_What the task asks_
In the entries that follow, count each line containing "Integration" and state the total, nothing more.

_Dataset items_
□ □ □ □
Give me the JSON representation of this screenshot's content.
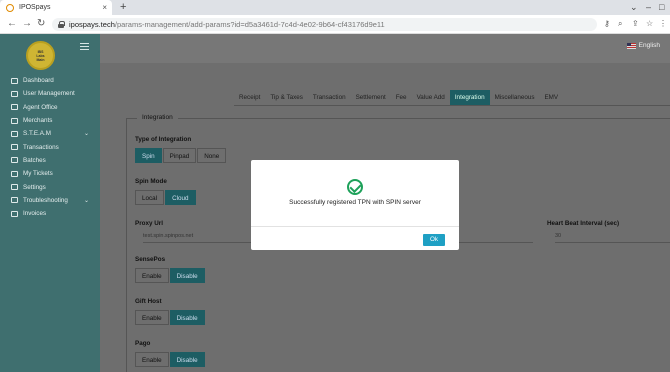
{
  "browser": {
    "tab_title": "IPOSpays",
    "url_host": "ipospays.tech",
    "url_path": "/params-management/add-params?id=d5a3461d-7c4d-4e02-9b64-cf43176d9e11"
  },
  "sidebar": {
    "logo_lines": [
      "IBS",
      "Labs",
      "Main"
    ],
    "items": [
      {
        "label": "Dashboard"
      },
      {
        "label": "User Management"
      },
      {
        "label": "Agent Office"
      },
      {
        "label": "Merchants"
      },
      {
        "label": "S.T.E.A.M"
      },
      {
        "label": "Transactions"
      },
      {
        "label": "Batches"
      },
      {
        "label": "My Tickets"
      },
      {
        "label": "Settings"
      },
      {
        "label": "Troubleshooting"
      },
      {
        "label": "Invoices"
      }
    ]
  },
  "header": {
    "language": "English"
  },
  "tabs": [
    "Receipt",
    "Tip & Taxes",
    "Transaction",
    "Settlement",
    "Fee",
    "Value Add",
    "Integration",
    "Miscellaneous",
    "EMV"
  ],
  "active_tab": "Integration",
  "form": {
    "legend": "Integration",
    "type_label": "Type of Integration",
    "type_options": [
      "Spin",
      "Pinpad",
      "None"
    ],
    "spin_mode_label": "Spin Mode",
    "spin_mode_options": [
      "Local",
      "Cloud"
    ],
    "proxy_label": "Proxy Url",
    "proxy_value": "test.spin.spinpos.net",
    "heartbeat_label": "Heart Beat Interval (sec)",
    "heartbeat_value": "30",
    "sensepos_label": "SensePos",
    "gifthost_label": "Gift Host",
    "pago_label": "Pago",
    "enable": "Enable",
    "disable": "Disable"
  },
  "modal": {
    "message": "Successfully registered TPN with SPIN server",
    "ok": "Ok"
  },
  "colors": {
    "accent": "#1d5d63",
    "sidebar": "#3f6f6f",
    "success": "#1ea15a",
    "ok_button": "#1fa0c4"
  }
}
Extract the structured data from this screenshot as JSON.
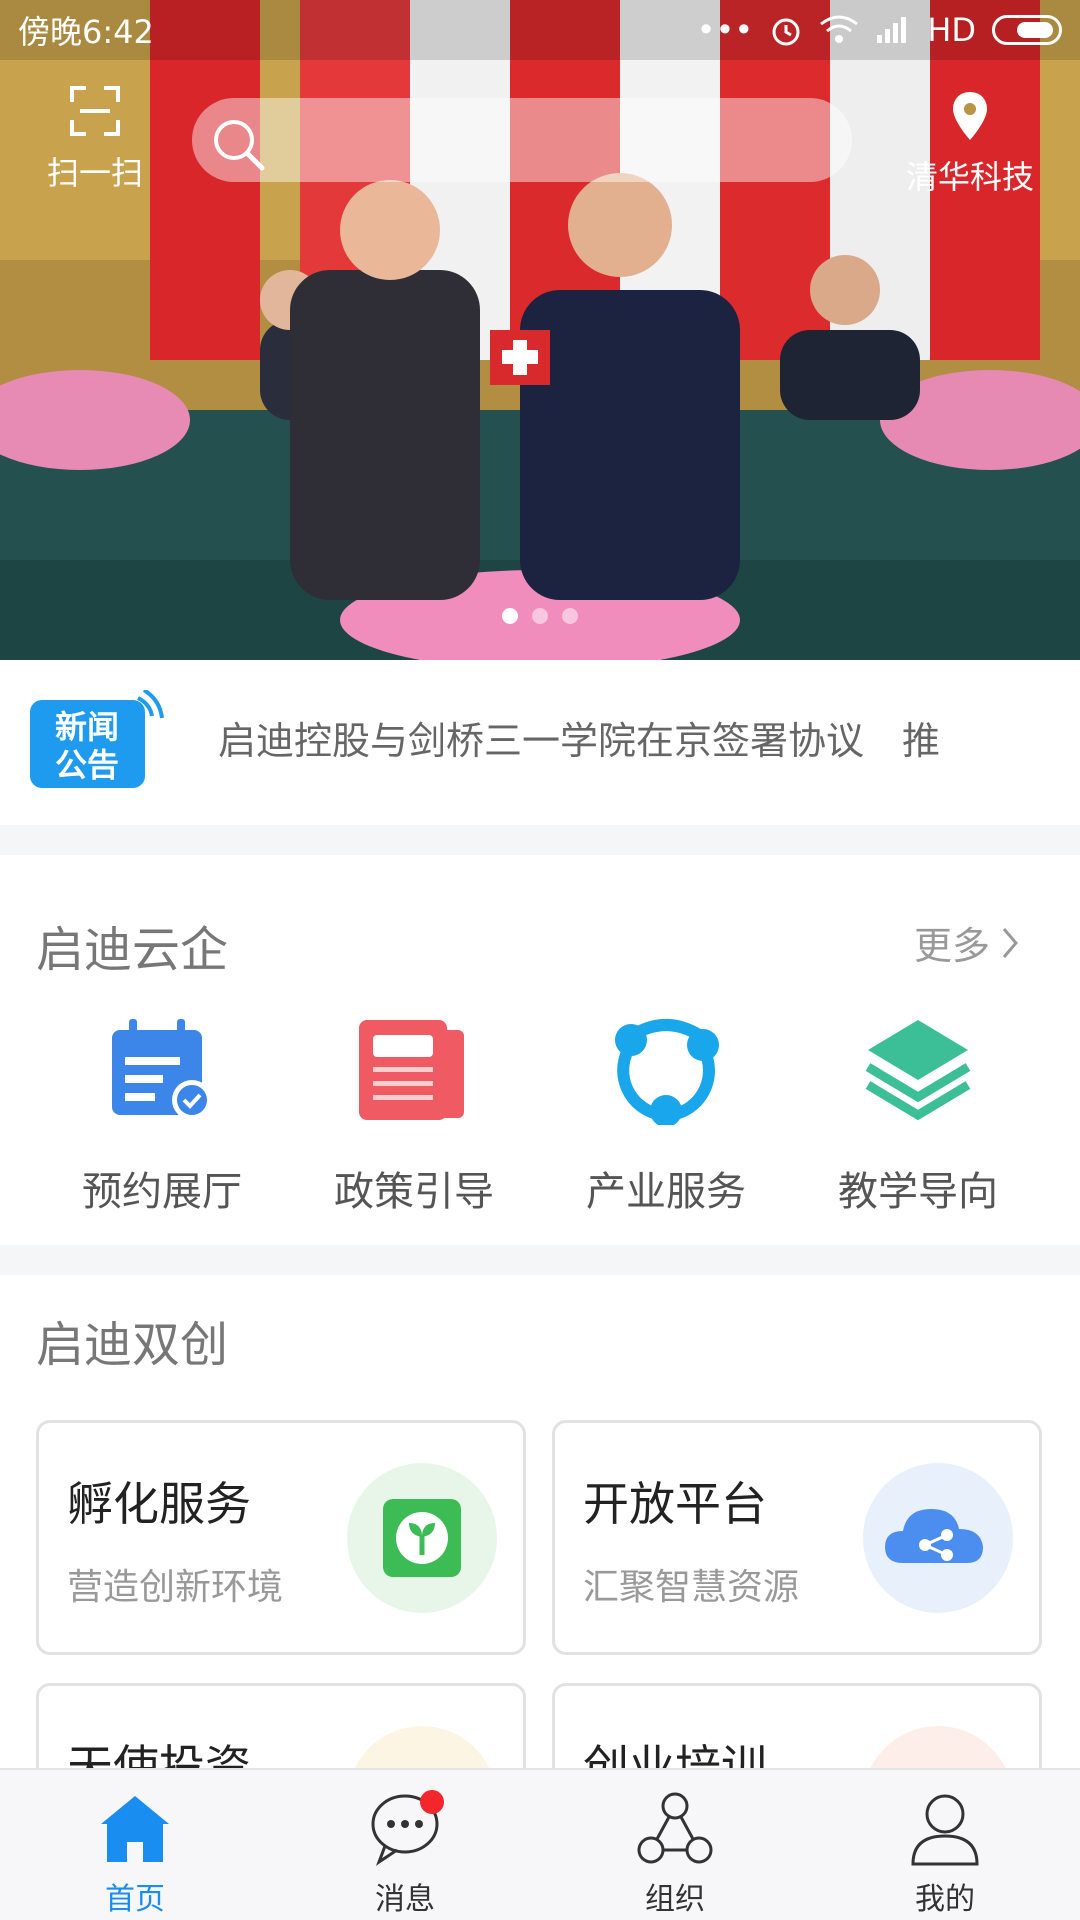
{
  "status_bar": {
    "time": "傍晚6:42",
    "network": "HD"
  },
  "header": {
    "scan_label": "扫一扫",
    "location_label": "清华科技"
  },
  "carousel": {
    "slide_count": 3,
    "active_index": 0
  },
  "news": {
    "badge_text_line1": "新闻",
    "badge_text_line2": "公告",
    "headline": "启迪控股与剑桥三一学院在京签署协议　推"
  },
  "section_cloud": {
    "title": "启迪云企",
    "more_label": "更多",
    "items": [
      {
        "label": "预约展厅",
        "icon": "calendar-check-icon",
        "color": "#3b86e8"
      },
      {
        "label": "政策引导",
        "icon": "document-icon",
        "color": "#ef5a63"
      },
      {
        "label": "产业服务",
        "icon": "share-network-icon",
        "color": "#1aa6ea"
      },
      {
        "label": "教学导向",
        "icon": "layers-icon",
        "color": "#3cbf97"
      }
    ]
  },
  "section_startup": {
    "title": "启迪双创",
    "cards": [
      {
        "title": "孵化服务",
        "subtitle": "营造创新环境",
        "icon": "sprout-icon",
        "color": "#3dbb55"
      },
      {
        "title": "开放平台",
        "subtitle": "汇聚智慧资源",
        "icon": "cloud-share-icon",
        "color": "#4b8ef0"
      },
      {
        "title": "天使投资",
        "subtitle": "",
        "icon": "investment-icon",
        "color": "#f2b23a"
      },
      {
        "title": "创业培训",
        "subtitle": "",
        "icon": "training-icon",
        "color": "#f06a4a"
      }
    ]
  },
  "tabbar": {
    "tabs": [
      {
        "label": "首页",
        "icon": "home-icon",
        "active": true
      },
      {
        "label": "消息",
        "icon": "message-icon",
        "badge": true
      },
      {
        "label": "组织",
        "icon": "organization-icon"
      },
      {
        "label": "我的",
        "icon": "profile-icon"
      }
    ],
    "active_color": "#1a8df0"
  }
}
□ □ □ □
_Response below_
4